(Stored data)
-=-=-
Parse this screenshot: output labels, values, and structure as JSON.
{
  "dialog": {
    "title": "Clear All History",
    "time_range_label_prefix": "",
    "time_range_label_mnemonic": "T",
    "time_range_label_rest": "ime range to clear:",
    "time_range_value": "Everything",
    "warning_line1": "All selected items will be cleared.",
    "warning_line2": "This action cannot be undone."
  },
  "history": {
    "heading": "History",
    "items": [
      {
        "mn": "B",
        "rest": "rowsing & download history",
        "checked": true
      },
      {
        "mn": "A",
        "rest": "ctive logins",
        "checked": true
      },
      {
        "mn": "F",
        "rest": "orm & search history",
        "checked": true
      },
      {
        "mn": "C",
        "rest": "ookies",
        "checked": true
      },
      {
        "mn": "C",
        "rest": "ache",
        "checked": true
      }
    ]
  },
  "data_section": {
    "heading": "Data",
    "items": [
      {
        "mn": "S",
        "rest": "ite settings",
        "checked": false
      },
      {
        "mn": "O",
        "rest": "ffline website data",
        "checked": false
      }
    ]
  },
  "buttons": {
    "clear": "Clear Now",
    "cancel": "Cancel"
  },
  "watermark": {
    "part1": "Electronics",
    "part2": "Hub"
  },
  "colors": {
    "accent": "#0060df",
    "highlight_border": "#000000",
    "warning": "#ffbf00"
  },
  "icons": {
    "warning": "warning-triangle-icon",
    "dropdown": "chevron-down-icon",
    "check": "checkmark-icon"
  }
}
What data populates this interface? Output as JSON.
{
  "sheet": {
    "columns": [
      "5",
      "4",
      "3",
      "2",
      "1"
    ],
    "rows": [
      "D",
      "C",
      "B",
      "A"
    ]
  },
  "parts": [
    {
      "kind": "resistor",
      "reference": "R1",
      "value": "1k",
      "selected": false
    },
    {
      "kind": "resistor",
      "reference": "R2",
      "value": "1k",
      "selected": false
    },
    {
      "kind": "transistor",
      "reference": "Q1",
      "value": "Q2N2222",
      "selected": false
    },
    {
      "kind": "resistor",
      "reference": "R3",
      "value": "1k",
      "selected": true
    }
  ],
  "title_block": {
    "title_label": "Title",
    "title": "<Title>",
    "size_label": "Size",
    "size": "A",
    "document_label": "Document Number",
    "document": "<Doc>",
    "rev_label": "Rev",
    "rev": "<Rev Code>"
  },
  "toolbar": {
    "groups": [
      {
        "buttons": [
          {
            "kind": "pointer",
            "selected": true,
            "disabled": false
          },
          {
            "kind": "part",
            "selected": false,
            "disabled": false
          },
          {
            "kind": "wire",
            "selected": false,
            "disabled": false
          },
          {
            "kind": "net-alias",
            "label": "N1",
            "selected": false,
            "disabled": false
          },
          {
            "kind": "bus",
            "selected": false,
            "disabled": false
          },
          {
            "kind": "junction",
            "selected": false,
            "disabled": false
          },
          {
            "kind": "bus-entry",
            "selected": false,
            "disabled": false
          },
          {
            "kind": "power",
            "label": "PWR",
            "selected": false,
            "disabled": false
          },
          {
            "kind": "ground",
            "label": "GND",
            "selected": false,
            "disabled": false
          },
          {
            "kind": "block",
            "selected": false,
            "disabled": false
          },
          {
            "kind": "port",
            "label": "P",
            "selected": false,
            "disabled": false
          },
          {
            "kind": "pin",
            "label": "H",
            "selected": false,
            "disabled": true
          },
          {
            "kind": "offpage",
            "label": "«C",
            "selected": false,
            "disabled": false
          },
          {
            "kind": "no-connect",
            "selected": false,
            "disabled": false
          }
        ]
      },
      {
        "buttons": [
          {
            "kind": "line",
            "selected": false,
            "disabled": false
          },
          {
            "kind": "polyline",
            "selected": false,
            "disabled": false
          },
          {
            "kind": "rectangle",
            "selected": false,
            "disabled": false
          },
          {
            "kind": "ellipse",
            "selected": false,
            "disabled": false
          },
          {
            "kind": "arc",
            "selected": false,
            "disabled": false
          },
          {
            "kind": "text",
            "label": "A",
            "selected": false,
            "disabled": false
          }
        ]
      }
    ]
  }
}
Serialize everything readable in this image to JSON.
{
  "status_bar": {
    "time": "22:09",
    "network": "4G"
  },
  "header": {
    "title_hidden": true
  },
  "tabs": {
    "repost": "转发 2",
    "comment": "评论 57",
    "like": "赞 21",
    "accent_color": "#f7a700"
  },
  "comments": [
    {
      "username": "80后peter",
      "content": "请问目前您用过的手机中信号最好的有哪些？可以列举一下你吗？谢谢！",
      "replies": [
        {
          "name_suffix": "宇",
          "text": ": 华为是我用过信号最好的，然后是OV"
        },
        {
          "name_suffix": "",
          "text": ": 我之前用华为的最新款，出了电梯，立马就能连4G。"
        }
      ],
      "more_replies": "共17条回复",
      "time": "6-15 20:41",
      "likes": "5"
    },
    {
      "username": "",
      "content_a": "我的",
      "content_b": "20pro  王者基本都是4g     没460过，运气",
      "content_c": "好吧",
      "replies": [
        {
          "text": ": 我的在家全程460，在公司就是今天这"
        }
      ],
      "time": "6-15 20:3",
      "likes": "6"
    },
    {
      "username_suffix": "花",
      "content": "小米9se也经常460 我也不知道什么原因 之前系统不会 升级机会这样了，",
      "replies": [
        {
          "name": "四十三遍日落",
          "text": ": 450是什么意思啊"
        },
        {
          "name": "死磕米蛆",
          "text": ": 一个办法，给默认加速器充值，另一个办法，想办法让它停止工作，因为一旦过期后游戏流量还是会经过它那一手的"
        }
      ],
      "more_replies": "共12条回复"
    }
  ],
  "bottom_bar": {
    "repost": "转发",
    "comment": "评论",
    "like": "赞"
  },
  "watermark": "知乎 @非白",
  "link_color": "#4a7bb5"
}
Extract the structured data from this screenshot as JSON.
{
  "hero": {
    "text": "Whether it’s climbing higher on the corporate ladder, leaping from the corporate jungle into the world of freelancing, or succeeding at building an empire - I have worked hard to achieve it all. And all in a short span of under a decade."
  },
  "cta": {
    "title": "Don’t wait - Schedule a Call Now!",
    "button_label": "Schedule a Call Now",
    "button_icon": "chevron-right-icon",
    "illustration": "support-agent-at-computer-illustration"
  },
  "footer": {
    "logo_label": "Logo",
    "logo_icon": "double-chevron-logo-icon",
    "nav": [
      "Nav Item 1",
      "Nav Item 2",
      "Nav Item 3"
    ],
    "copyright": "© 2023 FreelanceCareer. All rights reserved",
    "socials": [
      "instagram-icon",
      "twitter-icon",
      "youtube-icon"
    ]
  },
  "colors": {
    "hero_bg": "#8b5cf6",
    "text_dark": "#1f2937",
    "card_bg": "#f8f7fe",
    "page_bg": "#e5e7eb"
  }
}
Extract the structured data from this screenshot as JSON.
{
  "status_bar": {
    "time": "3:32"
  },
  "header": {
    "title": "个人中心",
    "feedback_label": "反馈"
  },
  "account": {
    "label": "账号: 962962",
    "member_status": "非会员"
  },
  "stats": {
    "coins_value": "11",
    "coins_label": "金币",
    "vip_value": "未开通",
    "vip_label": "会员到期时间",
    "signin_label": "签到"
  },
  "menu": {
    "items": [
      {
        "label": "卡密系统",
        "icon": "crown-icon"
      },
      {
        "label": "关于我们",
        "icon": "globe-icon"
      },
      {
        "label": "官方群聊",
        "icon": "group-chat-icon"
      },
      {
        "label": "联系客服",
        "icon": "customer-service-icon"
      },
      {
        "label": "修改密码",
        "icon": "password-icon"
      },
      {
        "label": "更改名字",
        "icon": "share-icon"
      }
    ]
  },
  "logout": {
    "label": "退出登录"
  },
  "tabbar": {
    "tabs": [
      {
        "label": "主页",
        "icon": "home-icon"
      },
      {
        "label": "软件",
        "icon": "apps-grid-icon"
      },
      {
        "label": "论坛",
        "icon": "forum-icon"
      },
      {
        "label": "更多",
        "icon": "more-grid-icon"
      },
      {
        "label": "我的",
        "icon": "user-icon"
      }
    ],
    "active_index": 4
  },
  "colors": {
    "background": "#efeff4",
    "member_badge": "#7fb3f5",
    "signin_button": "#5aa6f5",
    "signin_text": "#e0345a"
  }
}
-=-=-
_What to produce_
Identify and list each line with the word "Call".

_Answer to this exercise_
    "title": "Don’t wait - Schedule a Call Now!",
    "button_label": "Schedule a Call Now",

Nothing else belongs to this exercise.